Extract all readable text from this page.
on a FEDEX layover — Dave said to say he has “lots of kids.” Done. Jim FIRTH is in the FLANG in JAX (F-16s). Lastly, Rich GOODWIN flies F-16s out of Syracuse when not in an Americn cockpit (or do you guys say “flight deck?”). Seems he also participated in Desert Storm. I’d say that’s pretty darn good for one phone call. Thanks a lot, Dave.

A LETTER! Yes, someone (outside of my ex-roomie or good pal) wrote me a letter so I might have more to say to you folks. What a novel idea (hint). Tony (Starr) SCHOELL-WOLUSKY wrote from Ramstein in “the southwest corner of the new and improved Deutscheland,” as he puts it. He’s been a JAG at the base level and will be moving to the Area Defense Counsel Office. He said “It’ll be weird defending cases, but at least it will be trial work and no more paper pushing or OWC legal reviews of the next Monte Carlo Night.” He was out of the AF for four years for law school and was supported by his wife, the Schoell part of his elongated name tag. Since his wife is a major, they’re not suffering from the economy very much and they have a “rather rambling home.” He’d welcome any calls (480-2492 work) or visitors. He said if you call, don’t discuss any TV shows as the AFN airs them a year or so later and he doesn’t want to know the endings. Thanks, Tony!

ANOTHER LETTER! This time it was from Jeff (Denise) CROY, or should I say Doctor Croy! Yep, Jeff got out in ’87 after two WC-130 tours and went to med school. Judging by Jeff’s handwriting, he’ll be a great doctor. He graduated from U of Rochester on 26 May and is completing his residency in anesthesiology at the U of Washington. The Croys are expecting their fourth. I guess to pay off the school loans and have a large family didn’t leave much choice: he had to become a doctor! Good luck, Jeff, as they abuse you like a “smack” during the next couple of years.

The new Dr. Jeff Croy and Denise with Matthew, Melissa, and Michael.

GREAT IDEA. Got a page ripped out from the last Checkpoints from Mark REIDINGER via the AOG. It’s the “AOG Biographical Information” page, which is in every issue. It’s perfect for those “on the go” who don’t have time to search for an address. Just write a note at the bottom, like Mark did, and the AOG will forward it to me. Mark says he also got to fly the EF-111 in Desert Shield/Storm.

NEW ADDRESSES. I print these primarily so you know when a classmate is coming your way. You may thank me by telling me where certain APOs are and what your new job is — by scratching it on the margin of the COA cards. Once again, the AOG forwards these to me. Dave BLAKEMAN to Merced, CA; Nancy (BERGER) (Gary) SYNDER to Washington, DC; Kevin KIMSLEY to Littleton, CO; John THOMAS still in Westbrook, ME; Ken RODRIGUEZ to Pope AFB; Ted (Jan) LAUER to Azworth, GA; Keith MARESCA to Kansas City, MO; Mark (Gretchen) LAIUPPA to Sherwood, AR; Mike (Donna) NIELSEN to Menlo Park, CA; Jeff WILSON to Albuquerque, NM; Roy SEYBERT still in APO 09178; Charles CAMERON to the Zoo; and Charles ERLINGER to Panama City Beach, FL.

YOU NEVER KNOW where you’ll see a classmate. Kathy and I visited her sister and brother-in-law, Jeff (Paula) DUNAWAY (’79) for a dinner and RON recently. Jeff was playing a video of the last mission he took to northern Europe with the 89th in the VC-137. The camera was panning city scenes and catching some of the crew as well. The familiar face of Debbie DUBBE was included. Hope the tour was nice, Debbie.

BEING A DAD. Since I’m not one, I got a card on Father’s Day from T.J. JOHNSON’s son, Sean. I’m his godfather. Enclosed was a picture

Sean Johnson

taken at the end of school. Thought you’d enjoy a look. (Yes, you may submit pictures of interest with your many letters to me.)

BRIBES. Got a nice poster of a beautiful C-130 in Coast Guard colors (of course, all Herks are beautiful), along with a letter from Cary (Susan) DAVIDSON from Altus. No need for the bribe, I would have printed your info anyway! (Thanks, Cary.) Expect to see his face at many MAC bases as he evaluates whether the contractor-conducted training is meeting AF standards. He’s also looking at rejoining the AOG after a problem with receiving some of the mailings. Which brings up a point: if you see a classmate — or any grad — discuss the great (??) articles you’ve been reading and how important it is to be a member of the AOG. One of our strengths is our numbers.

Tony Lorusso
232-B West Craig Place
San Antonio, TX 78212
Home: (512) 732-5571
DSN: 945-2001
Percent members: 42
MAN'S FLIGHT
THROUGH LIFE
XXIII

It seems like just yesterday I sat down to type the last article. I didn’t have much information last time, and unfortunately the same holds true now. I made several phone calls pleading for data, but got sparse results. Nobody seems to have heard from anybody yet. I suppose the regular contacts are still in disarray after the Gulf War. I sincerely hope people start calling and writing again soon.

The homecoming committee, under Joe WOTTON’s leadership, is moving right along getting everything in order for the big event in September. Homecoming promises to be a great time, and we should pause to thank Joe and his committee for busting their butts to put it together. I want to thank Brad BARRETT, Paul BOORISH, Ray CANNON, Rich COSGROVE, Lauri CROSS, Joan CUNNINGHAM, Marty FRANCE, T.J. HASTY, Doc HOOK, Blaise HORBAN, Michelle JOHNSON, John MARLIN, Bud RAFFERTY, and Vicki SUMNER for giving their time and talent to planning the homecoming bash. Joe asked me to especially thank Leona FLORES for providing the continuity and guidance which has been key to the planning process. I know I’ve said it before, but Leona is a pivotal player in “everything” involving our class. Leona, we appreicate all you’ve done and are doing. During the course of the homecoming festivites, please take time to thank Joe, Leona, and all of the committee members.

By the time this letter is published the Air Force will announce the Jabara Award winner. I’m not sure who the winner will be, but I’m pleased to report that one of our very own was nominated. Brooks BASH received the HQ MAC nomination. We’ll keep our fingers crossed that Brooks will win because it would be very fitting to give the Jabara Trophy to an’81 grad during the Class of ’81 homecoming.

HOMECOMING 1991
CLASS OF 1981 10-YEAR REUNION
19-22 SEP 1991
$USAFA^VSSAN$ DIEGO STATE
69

◆ Do this:
Retype the entries exactly, including every line.

◆ Task solution:
Extract all readable text from this page.
on a FEDEX layover — Dave said to say he has “lots of kids.” Done. Jim FIRTH is in the FLANG in JAX (F-16s). Lastly, Rich GOODWIN flies F-16s out of Syracuse when not in an Americn cockpit (or do you guys say “flight deck?”). Seems he also participated in Desert Storm. I’d say that’s pretty darn good for one phone call. Thanks a lot, Dave.

A LETTER! Yes, someone (outside of my ex-roomie or good pal) wrote me a letter so I might have more to say to you folks. What a novel idea (hint). Tony (Starr) SCHOELL-WOLUSKY wrote from Ramstein in “the southwest corner of the new and improved Deutscheland,” as he puts it. He’s been a JAG at the base level and will be moving to the Area Defense Counsel Office. He said “It’ll be weird defending cases, but at least it will be trial work and no more paper pushing or OWC legal reviews of the next Monte Carlo Night.” He was out of the AF for four years for law school and was supported by his wife, the Schoell part of his elongated name tag. Since his wife is a major, they’re not suffering from the economy very much and they have a “rather rambling home.” He’d welcome any calls (480-2492 work) or visitors. He said if you call, don’t discuss any TV shows as the AFN airs them a year or so later and he doesn’t want to know the endings. Thanks, Tony!

ANOTHER LETTER! This time it was from Jeff (Denise) CROY, or should I say Doctor Croy! Yep, Jeff got out in ’87 after two WC-130 tours and went to med school. Judging by Jeff’s handwriting, he’ll be a great doctor. He graduated from U of Rochester on 26 May and is completing his residency in anesthesiology at the U of Washington. The Croys are expecting their fourth. I guess to pay off the school loans and have a large family didn’t leave much choice: he had to become a doctor! Good luck, Jeff, as they abuse you like a “smack” during the next couple of years.

The new Dr. Jeff Croy and Denise with Matthew, Melissa, and Michael.

GREAT IDEA. Got a page ripped out from the last Checkpoints from Mark REIDINGER via the AOG. It’s the “AOG Biographical Information” page, which is in every issue. It’s perfect for those “on the go” who don’t have time to search for an address. Just write a note at the bottom, like Mark did, and the AOG will forward it to me. Mark says he also got to fly the EF-111 in Desert Shield/Storm.

NEW ADDRESSES. I print these primarily so you know when a classmate is coming your way. You may thank me by telling me where certain APOs are and what your new job is — by scratching it on the margin of the COA cards. Once again, the AOG forwards these to me. Dave BLAKEMAN to Merced, CA; Nancy (BERGER) (Gary) SYNDER to Washington, DC; Kevin KIMSLEY to Littleton, CO; John THOMAS still in Westbrook, ME; Ken RODRIGUEZ to Pope AFB; Ted (Jan) LAUER to Azworth, GA; Keith MARESCA to Kansas City, MO; Mark (Gretchen) LAIUPPA to Sherwood, AR; Mike (Donna) NIELSEN to Menlo Park, CA; Jeff WILSON to Albuquerque, NM; Roy SEYBERT still in APO 09178; Charles CAMERON to the Zoo; and Charles ERLINGER to Panama City Beach, FL.

YOU NEVER KNOW where you’ll see a classmate. Kathy and I visited her sister and brother-in-law, Jeff (Paula) DUNAWAY (’79) for a dinner and RON recently. Jeff was playing a video of the last mission he took to northern Europe with the 89th in the VC-137. The camera was panning city scenes and catching some of the crew as well. The familiar face of Debbie DUBBE was included. Hope the tour was nice, Debbie.

BEING A DAD. Since I’m not one, I got a card on Father’s Day from T.J. JOHNSON’s son, Sean. I’m his godfather. Enclosed was a picture

Sean Johnson

taken at the end of school. Thought you’d enjoy a look. (Yes, you may submit pictures of interest with your many letters to me.)

BRIBES. Got a nice poster of a beautiful C-130 in Coast Guard colors (of course, all Herks are beautiful), along with a letter from Cary (Susan) DAVIDSON from Altus. No need for the bribe, I would have printed your info anyway! (Thanks, Cary.) Expect to see his face at many MAC bases as he evaluates whether the contractor-conducted training is meeting AF standards. He’s also looking at rejoining the AOG after a problem with receiving some of the mailings. Which brings up a point: if you see a classmate — or any grad — discuss the great (??) articles you’ve been reading and how important it is to be a member of the AOG. One of our strengths is our numbers.

Tony Lorusso
232-B West Craig Place
San Antonio, TX 78212
Home: (512) 732-5571
DSN: 945-2001
Percent members: 42
MAN'S FLIGHT
THROUGH LIFE
XXIII

It seems like just yesterday I sat down to type the last article. I didn’t have much information last time, and unfortunately the same holds true now. I made several phone calls pleading for data, but got sparse results. Nobody seems to have heard from anybody yet. I suppose the regular contacts are still in disarray after the Gulf War. I sincerely hope people start calling and writing again soon.

The homecoming committee, under Joe WOTTON’s leadership, is moving right along getting everything in order for the big event in September. Homecoming promises to be a great time, and we should pause to thank Joe and his committee for busting their butts to put it together. I want to thank Brad BARRETT, Paul BOORISH, Ray CANNON, Rich COSGROVE, Lauri CROSS, Joan CUNNINGHAM, Marty FRANCE, T.J. HASTY, Doc HOOK, Blaise HORBAN, Michelle JOHNSON, John MARLIN, Bud RAFFERTY, and Vicki SUMNER for giving their time and talent to planning the homecoming bash. Joe asked me to especially thank Leona FLORES for providing the continuity and guidance which has been key to the planning process. I know I’ve said it before, but Leona is a pivotal player in “everything” involving our class. Leona, we appreicate all you’ve done and are doing. During the course of the homecoming festivites, please take time to thank Joe, Leona, and all of the committee members.

By the time this letter is published the Air Force will announce the Jabara Award winner. I’m not sure who the winner will be, but I’m pleased to report that one of our very own was nominated. Brooks BASH received the HQ MAC nomination. We’ll keep our fingers crossed that Brooks will win because it would be very fitting to give the Jabara Trophy to an’81 grad during the Class of ’81 homecoming.

HOMECOMING 1991
CLASS OF 1981 10-YEAR REUNION
19-22 SEP 1991
$USAFA^VSSAN$ DIEGO STATE
69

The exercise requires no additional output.